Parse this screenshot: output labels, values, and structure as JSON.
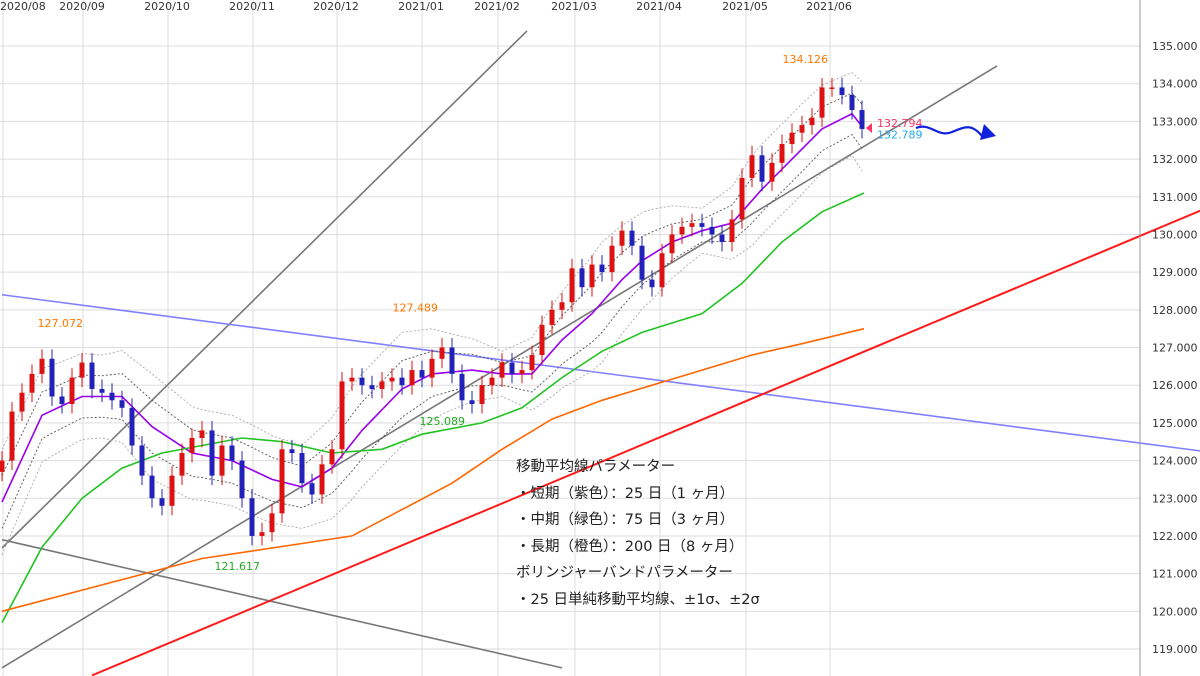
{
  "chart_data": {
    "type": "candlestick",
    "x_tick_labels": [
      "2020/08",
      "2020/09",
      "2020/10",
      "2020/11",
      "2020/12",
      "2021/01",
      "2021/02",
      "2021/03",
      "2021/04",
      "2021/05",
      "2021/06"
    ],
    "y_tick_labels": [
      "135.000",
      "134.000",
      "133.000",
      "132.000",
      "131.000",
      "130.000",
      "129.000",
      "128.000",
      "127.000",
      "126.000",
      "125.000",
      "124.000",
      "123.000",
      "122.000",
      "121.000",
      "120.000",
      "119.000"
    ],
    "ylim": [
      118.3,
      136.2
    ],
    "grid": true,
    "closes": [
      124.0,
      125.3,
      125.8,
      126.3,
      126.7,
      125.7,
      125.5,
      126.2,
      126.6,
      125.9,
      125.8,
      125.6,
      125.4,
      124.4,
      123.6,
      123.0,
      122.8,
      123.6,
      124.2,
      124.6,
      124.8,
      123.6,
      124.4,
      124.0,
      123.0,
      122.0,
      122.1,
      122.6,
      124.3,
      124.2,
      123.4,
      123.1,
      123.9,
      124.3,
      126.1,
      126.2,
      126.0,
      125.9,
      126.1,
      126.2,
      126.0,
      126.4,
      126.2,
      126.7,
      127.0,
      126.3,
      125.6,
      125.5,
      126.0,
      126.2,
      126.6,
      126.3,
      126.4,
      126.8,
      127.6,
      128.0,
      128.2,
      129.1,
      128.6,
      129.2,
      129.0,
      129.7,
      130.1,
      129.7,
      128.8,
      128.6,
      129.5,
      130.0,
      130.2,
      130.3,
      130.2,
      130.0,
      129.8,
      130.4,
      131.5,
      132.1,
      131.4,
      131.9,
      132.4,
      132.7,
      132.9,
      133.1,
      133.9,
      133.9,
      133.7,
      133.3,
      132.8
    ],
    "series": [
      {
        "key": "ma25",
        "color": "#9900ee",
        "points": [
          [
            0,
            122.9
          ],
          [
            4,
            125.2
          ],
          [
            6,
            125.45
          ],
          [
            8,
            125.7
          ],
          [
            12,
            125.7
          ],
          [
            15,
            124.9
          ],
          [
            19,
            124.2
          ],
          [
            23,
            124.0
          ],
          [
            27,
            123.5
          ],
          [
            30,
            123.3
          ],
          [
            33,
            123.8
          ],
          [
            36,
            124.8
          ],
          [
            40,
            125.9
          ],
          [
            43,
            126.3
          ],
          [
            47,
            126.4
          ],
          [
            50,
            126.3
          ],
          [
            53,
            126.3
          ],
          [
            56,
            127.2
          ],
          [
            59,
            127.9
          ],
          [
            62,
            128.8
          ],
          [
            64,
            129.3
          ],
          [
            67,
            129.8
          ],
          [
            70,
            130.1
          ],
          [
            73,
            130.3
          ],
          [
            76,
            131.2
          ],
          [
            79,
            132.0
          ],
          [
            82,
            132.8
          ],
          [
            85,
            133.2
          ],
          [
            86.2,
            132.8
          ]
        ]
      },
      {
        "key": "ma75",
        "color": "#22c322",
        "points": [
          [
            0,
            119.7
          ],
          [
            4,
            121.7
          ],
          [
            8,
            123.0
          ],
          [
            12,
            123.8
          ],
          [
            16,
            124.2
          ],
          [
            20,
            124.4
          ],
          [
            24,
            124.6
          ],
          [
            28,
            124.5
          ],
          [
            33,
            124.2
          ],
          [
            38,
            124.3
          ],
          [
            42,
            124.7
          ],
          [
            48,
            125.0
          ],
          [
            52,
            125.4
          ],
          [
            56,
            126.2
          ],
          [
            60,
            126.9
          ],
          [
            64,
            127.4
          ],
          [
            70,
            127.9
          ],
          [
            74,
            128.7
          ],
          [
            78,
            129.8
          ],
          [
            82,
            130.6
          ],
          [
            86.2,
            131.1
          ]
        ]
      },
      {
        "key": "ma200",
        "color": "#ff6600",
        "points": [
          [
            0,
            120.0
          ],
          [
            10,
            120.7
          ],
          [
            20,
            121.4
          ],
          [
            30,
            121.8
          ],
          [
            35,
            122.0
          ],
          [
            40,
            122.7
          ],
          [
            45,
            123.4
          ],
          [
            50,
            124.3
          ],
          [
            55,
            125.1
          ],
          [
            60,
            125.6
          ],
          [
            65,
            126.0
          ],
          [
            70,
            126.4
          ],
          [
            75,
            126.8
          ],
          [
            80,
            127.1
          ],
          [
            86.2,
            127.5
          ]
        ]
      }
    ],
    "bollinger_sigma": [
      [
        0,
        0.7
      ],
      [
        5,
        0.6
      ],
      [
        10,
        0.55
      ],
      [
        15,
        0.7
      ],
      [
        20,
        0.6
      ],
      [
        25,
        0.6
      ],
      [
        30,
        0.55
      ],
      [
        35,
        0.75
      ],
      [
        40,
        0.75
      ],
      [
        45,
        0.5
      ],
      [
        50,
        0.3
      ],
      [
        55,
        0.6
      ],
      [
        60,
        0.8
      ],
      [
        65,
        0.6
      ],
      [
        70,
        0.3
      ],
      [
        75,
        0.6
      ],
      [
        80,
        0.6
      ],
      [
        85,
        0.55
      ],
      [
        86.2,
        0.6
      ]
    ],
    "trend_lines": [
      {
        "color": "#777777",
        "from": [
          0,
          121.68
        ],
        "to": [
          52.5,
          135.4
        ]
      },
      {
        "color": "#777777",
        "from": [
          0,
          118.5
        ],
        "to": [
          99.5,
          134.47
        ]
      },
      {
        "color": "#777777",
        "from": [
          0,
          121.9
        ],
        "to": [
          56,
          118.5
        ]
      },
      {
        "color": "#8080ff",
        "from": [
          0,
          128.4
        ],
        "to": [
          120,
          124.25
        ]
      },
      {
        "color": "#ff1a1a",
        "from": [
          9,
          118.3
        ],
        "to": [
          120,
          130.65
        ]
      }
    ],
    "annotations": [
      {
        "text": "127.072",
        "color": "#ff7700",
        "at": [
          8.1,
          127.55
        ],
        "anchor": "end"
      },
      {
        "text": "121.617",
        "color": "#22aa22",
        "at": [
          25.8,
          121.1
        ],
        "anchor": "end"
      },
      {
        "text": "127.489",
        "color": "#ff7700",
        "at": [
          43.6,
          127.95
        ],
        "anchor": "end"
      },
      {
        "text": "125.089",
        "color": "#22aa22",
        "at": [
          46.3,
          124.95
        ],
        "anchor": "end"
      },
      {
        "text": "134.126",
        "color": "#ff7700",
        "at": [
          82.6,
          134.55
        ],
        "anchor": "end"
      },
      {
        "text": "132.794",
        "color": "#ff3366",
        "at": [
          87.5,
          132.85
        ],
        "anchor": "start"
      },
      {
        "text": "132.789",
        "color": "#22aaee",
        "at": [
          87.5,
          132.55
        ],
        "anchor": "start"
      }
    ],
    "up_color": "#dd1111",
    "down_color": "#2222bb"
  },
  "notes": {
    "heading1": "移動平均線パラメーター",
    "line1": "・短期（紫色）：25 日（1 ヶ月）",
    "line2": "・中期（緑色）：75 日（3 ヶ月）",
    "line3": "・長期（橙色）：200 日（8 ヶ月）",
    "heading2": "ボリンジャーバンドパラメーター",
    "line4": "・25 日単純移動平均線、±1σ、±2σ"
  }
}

----------

**To be done:**
Pictures are to be left out; all else in the entries above is to be quoted exactly.

**Result of the exercise:**
Parse this screenshot: output labels, values, and structure as JSON.
{
  "chart_data": {
    "type": "candlestick",
    "x_tick_labels": [
      "2020/08",
      "2020/09",
      "2020/10",
      "2020/11",
      "2020/12",
      "2021/01",
      "2021/02",
      "2021/03",
      "2021/04",
      "2021/05",
      "2021/06"
    ],
    "y_tick_labels": [
      "135.000",
      "134.000",
      "133.000",
      "132.000",
      "131.000",
      "130.000",
      "129.000",
      "128.000",
      "127.000",
      "126.000",
      "125.000",
      "124.000",
      "123.000",
      "122.000",
      "121.000",
      "120.000",
      "119.000"
    ],
    "ylim": [
      118.3,
      136.2
    ],
    "grid": true,
    "closes": [
      124.0,
      125.3,
      125.8,
      126.3,
      126.7,
      125.7,
      125.5,
      126.2,
      126.6,
      125.9,
      125.8,
      125.6,
      125.4,
      124.4,
      123.6,
      123.0,
      122.8,
      123.6,
      124.2,
      124.6,
      124.8,
      123.6,
      124.4,
      124.0,
      123.0,
      122.0,
      122.1,
      122.6,
      124.3,
      124.2,
      123.4,
      123.1,
      123.9,
      124.3,
      126.1,
      126.2,
      126.0,
      125.9,
      126.1,
      126.2,
      126.0,
      126.4,
      126.2,
      126.7,
      127.0,
      126.3,
      125.6,
      125.5,
      126.0,
      126.2,
      126.6,
      126.3,
      126.4,
      126.8,
      127.6,
      128.0,
      128.2,
      129.1,
      128.6,
      129.2,
      129.0,
      129.7,
      130.1,
      129.7,
      128.8,
      128.6,
      129.5,
      130.0,
      130.2,
      130.3,
      130.2,
      130.0,
      129.8,
      130.4,
      131.5,
      132.1,
      131.4,
      131.9,
      132.4,
      132.7,
      132.9,
      133.1,
      133.9,
      133.9,
      133.7,
      133.3,
      132.8
    ],
    "series": [
      {
        "key": "ma25",
        "color": "#9900ee",
        "points": [
          [
            0,
            122.9
          ],
          [
            4,
            125.2
          ],
          [
            6,
            125.45
          ],
          [
            8,
            125.7
          ],
          [
            12,
            125.7
          ],
          [
            15,
            124.9
          ],
          [
            19,
            124.2
          ],
          [
            23,
            124.0
          ],
          [
            27,
            123.5
          ],
          [
            30,
            123.3
          ],
          [
            33,
            123.8
          ],
          [
            36,
            124.8
          ],
          [
            40,
            125.9
          ],
          [
            43,
            126.3
          ],
          [
            47,
            126.4
          ],
          [
            50,
            126.3
          ],
          [
            53,
            126.3
          ],
          [
            56,
            127.2
          ],
          [
            59,
            127.9
          ],
          [
            62,
            128.8
          ],
          [
            64,
            129.3
          ],
          [
            67,
            129.8
          ],
          [
            70,
            130.1
          ],
          [
            73,
            130.3
          ],
          [
            76,
            131.2
          ],
          [
            79,
            132.0
          ],
          [
            82,
            132.8
          ],
          [
            85,
            133.2
          ],
          [
            86.2,
            132.8
          ]
        ]
      },
      {
        "key": "ma75",
        "color": "#22c322",
        "points": [
          [
            0,
            119.7
          ],
          [
            4,
            121.7
          ],
          [
            8,
            123.0
          ],
          [
            12,
            123.8
          ],
          [
            16,
            124.2
          ],
          [
            20,
            124.4
          ],
          [
            24,
            124.6
          ],
          [
            28,
            124.5
          ],
          [
            33,
            124.2
          ],
          [
            38,
            124.3
          ],
          [
            42,
            124.7
          ],
          [
            48,
            125.0
          ],
          [
            52,
            125.4
          ],
          [
            56,
            126.2
          ],
          [
            60,
            126.9
          ],
          [
            64,
            127.4
          ],
          [
            70,
            127.9
          ],
          [
            74,
            128.7
          ],
          [
            78,
            129.8
          ],
          [
            82,
            130.6
          ],
          [
            86.2,
            131.1
          ]
        ]
      },
      {
        "key": "ma200",
        "color": "#ff6600",
        "points": [
          [
            0,
            120.0
          ],
          [
            10,
            120.7
          ],
          [
            20,
            121.4
          ],
          [
            30,
            121.8
          ],
          [
            35,
            122.0
          ],
          [
            40,
            122.7
          ],
          [
            45,
            123.4
          ],
          [
            50,
            124.3
          ],
          [
            55,
            125.1
          ],
          [
            60,
            125.6
          ],
          [
            65,
            126.0
          ],
          [
            70,
            126.4
          ],
          [
            75,
            126.8
          ],
          [
            80,
            127.1
          ],
          [
            86.2,
            127.5
          ]
        ]
      }
    ],
    "bollinger_sigma": [
      [
        0,
        0.7
      ],
      [
        5,
        0.6
      ],
      [
        10,
        0.55
      ],
      [
        15,
        0.7
      ],
      [
        20,
        0.6
      ],
      [
        25,
        0.6
      ],
      [
        30,
        0.55
      ],
      [
        35,
        0.75
      ],
      [
        40,
        0.75
      ],
      [
        45,
        0.5
      ],
      [
        50,
        0.3
      ],
      [
        55,
        0.6
      ],
      [
        60,
        0.8
      ],
      [
        65,
        0.6
      ],
      [
        70,
        0.3
      ],
      [
        75,
        0.6
      ],
      [
        80,
        0.6
      ],
      [
        85,
        0.55
      ],
      [
        86.2,
        0.6
      ]
    ],
    "trend_lines": [
      {
        "color": "#777777",
        "from": [
          0,
          121.68
        ],
        "to": [
          52.5,
          135.4
        ]
      },
      {
        "color": "#777777",
        "from": [
          0,
          118.5
        ],
        "to": [
          99.5,
          134.47
        ]
      },
      {
        "color": "#777777",
        "from": [
          0,
          121.9
        ],
        "to": [
          56,
          118.5
        ]
      },
      {
        "color": "#8080ff",
        "from": [
          0,
          128.4
        ],
        "to": [
          120,
          124.25
        ]
      },
      {
        "color": "#ff1a1a",
        "from": [
          9,
          118.3
        ],
        "to": [
          120,
          130.65
        ]
      }
    ],
    "annotations": [
      {
        "text": "127.072",
        "color": "#ff7700",
        "at": [
          8.1,
          127.55
        ],
        "anchor": "end"
      },
      {
        "text": "121.617",
        "color": "#22aa22",
        "at": [
          25.8,
          121.1
        ],
        "anchor": "end"
      },
      {
        "text": "127.489",
        "color": "#ff7700",
        "at": [
          43.6,
          127.95
        ],
        "anchor": "end"
      },
      {
        "text": "125.089",
        "color": "#22aa22",
        "at": [
          46.3,
          124.95
        ],
        "anchor": "end"
      },
      {
        "text": "134.126",
        "color": "#ff7700",
        "at": [
          82.6,
          134.55
        ],
        "anchor": "end"
      },
      {
        "text": "132.794",
        "color": "#ff3366",
        "at": [
          87.5,
          132.85
        ],
        "anchor": "start"
      },
      {
        "text": "132.789",
        "color": "#22aaee",
        "at": [
          87.5,
          132.55
        ],
        "anchor": "start"
      }
    ],
    "up_color": "#dd1111",
    "down_color": "#2222bb"
  },
  "notes": {
    "heading1": "移動平均線パラメーター",
    "line1": "・短期（紫色）：25 日（1 ヶ月）",
    "line2": "・中期（緑色）：75 日（3 ヶ月）",
    "line3": "・長期（橙色）：200 日（8 ヶ月）",
    "heading2": "ボリンジャーバンドパラメーター",
    "line4": "・25 日単純移動平均線、±1σ、±2σ"
  }
}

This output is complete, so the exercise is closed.